=== DATASET RECORDS ===
(begin)

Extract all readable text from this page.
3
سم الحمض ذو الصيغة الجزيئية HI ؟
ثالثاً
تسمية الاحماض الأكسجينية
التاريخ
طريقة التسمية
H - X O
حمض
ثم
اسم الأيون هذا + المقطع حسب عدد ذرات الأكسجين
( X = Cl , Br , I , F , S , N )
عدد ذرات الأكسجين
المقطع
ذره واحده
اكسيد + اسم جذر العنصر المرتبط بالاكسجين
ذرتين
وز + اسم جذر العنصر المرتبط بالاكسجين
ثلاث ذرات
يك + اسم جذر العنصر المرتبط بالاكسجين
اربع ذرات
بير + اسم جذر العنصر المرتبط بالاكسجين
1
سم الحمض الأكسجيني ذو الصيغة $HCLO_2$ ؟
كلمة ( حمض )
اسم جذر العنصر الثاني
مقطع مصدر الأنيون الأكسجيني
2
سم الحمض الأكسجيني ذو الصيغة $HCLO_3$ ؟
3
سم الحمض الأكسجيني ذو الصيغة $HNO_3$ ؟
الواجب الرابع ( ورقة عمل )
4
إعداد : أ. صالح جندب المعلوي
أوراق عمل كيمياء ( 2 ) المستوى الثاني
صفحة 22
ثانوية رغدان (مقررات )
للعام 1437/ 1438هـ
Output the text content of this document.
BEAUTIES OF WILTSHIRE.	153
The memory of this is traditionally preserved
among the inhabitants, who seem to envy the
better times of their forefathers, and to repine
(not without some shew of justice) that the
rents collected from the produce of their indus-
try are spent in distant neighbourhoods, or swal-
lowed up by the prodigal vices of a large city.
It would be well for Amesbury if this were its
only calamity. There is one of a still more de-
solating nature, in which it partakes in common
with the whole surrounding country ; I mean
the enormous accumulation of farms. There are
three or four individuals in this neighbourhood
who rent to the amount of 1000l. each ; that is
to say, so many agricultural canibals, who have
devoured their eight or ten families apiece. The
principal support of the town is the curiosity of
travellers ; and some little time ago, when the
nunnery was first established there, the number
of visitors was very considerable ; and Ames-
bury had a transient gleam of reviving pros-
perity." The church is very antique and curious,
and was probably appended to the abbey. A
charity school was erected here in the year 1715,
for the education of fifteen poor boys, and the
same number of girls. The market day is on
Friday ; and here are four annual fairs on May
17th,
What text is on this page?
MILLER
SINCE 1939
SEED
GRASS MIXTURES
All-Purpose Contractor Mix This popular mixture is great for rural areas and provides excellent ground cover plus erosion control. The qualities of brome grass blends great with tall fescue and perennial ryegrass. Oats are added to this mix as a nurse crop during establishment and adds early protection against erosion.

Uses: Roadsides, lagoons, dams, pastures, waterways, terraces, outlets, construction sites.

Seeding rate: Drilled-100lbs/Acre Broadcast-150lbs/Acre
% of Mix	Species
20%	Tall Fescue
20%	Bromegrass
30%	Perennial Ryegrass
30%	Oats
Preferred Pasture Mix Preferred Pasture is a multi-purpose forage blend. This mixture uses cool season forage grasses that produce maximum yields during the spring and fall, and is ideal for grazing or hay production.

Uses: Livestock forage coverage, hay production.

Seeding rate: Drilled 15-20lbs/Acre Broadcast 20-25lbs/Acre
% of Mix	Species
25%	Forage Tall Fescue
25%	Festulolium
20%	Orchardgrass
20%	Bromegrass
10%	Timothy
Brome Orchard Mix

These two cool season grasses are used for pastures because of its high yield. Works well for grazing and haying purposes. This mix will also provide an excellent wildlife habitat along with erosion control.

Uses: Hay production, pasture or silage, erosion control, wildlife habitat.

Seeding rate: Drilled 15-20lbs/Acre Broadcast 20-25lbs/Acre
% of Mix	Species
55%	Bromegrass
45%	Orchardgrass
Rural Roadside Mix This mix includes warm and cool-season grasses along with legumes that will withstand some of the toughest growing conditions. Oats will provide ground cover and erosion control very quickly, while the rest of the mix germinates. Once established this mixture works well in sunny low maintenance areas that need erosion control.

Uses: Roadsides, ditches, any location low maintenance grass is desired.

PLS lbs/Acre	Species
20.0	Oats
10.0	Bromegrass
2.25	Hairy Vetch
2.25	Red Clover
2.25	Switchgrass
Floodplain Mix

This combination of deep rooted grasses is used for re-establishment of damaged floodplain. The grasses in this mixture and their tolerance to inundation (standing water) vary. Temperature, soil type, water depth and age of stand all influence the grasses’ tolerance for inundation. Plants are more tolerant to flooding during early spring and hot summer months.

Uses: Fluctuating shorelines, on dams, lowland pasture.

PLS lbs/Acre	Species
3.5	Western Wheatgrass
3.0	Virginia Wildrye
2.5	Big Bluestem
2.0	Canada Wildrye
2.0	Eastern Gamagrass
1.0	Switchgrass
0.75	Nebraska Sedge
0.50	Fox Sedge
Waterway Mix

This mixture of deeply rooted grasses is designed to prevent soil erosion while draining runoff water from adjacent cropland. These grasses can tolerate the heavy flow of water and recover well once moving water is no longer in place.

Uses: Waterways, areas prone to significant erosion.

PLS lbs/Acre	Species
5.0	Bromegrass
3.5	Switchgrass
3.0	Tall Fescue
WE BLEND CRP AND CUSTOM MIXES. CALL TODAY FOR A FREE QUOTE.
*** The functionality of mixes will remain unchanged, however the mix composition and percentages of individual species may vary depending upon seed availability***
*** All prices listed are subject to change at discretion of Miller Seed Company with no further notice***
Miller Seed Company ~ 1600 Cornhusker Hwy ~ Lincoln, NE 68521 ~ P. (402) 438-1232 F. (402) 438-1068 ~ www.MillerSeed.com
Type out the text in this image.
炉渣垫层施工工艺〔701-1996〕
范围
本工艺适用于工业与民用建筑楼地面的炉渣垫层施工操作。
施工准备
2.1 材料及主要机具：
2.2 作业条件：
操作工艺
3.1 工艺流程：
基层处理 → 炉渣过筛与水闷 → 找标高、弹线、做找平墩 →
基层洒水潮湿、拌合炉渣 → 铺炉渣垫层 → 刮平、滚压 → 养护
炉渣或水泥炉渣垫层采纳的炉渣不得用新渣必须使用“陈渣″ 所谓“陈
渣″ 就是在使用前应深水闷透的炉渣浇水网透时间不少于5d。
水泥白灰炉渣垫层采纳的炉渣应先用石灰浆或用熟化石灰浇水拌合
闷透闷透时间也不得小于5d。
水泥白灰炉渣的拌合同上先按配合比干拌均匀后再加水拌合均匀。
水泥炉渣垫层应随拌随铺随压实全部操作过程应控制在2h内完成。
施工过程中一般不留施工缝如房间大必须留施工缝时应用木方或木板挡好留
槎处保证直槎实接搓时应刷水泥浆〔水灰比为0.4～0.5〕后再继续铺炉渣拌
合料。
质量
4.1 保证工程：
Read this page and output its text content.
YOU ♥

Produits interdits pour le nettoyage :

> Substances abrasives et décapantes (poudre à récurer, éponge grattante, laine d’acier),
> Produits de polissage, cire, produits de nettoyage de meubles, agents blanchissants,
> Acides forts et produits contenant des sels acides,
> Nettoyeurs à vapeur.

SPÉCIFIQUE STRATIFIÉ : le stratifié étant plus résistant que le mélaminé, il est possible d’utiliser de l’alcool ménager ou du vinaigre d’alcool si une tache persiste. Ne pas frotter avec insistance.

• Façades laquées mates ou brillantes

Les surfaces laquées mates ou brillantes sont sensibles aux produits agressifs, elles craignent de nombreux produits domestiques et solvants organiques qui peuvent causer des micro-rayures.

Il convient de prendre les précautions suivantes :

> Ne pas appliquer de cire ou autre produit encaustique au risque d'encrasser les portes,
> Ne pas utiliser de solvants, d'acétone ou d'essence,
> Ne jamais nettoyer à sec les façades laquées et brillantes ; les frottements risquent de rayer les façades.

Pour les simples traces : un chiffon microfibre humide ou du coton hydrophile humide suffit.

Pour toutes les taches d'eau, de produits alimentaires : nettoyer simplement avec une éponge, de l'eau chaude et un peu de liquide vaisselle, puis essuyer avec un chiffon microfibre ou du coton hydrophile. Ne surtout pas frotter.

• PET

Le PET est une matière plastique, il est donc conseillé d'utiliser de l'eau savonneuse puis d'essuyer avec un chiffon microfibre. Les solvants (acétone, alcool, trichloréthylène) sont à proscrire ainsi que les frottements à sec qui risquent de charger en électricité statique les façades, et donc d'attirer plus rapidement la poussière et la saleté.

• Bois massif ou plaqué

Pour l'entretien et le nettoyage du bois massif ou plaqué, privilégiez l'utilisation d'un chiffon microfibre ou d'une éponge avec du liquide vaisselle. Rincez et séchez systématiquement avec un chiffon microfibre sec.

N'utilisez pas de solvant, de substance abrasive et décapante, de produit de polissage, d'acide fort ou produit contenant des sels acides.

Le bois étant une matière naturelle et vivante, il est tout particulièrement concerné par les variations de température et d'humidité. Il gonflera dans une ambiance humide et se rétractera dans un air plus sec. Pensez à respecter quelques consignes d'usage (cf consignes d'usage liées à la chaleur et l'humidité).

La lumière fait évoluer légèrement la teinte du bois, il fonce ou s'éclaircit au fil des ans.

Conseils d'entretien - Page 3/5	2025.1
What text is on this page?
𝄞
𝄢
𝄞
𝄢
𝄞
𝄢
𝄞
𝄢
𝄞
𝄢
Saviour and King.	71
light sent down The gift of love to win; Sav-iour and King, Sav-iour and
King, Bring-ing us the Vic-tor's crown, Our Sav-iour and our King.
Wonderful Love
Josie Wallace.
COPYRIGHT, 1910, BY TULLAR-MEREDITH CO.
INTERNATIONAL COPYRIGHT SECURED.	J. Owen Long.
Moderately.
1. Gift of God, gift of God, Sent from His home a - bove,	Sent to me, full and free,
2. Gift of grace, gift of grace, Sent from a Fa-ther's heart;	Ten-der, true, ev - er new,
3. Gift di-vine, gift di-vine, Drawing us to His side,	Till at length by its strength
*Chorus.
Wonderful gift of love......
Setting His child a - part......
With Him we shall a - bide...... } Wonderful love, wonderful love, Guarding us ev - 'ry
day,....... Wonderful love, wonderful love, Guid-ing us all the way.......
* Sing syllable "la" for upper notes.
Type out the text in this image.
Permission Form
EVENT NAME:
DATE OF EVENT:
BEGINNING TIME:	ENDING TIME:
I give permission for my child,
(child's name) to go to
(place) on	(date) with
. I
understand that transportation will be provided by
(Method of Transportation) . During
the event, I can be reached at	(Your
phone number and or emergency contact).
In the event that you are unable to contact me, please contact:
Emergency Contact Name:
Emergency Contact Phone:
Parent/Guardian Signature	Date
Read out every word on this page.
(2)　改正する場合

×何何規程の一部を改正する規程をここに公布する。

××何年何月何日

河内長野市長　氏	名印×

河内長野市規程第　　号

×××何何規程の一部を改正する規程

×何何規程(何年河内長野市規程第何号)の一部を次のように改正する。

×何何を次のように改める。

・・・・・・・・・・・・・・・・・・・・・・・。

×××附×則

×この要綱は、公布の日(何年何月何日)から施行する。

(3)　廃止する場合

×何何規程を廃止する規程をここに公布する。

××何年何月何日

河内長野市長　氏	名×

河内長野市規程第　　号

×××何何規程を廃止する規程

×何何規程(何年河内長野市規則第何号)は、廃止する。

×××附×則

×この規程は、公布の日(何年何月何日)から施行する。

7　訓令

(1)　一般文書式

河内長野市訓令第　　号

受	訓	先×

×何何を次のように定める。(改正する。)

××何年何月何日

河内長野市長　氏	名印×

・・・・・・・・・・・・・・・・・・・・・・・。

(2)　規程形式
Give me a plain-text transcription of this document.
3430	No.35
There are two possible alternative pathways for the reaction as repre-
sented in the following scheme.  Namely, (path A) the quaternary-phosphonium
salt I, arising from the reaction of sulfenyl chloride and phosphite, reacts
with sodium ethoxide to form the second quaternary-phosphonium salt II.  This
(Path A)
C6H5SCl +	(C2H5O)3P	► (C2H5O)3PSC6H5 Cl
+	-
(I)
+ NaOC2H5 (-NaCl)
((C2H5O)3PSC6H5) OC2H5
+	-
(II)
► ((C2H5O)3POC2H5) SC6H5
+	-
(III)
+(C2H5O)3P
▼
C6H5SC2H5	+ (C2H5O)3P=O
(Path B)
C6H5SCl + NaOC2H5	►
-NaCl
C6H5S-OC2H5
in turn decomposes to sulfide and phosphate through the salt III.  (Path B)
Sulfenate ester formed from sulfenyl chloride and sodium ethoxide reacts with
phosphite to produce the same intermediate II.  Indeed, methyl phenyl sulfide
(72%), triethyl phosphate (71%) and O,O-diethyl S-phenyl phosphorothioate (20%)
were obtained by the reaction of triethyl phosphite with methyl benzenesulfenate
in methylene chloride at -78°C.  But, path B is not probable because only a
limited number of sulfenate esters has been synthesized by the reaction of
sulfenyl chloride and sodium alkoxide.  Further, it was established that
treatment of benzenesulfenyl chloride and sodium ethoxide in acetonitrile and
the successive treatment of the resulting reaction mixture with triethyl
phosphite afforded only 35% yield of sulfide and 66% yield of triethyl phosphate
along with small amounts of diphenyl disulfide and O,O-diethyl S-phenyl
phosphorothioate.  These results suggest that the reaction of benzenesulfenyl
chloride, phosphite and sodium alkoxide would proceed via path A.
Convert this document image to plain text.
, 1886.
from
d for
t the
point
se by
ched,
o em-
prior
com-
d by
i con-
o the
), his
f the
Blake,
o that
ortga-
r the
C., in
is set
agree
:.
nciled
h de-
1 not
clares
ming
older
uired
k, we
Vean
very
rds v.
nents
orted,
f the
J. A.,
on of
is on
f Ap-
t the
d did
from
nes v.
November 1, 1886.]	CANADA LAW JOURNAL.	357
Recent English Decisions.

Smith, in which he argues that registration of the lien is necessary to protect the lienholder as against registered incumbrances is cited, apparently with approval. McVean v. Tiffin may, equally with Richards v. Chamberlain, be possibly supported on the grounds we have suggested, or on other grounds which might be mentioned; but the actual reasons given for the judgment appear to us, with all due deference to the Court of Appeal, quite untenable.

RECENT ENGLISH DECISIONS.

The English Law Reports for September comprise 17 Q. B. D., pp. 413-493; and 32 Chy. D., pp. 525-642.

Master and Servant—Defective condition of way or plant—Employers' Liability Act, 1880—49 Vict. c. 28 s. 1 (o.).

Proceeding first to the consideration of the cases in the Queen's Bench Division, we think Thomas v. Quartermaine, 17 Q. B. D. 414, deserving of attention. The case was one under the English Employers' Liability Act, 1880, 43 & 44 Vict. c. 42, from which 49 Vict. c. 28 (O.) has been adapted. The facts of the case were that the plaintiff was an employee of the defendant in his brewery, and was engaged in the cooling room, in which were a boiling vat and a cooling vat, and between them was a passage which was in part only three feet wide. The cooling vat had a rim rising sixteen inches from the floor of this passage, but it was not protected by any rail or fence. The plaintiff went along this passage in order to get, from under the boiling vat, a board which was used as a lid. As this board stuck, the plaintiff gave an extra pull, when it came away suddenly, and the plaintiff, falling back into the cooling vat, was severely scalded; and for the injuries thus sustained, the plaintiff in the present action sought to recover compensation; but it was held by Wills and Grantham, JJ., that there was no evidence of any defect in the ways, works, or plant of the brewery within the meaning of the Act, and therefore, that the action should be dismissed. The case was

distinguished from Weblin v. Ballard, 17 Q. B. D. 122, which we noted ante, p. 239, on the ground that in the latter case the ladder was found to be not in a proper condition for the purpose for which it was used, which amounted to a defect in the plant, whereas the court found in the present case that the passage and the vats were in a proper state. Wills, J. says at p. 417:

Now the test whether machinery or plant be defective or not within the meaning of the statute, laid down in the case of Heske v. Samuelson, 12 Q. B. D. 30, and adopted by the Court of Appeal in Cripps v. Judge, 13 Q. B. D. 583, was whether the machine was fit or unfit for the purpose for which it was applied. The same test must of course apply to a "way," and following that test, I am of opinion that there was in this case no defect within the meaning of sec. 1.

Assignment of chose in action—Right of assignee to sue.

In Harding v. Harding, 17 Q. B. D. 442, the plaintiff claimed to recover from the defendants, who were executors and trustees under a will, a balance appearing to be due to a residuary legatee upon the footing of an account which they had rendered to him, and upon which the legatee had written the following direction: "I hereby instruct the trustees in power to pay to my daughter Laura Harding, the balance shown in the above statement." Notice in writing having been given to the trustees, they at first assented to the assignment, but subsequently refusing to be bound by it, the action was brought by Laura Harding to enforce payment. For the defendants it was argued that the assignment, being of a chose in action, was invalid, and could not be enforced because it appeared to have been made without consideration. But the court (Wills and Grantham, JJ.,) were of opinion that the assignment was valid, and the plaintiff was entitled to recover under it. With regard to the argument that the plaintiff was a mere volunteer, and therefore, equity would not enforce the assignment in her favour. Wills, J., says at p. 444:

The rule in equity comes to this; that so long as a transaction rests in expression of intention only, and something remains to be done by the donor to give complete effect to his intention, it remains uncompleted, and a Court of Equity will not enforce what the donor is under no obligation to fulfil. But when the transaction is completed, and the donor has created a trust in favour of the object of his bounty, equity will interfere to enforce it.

(end)

=== WORK TO BE COMPLETED ===
Lines containing the word "child" must all be returned from the material above.

=== EXERCISE SOLUTION ===
Setting His child a - part......
I give permission for my child,
(child's name) to go to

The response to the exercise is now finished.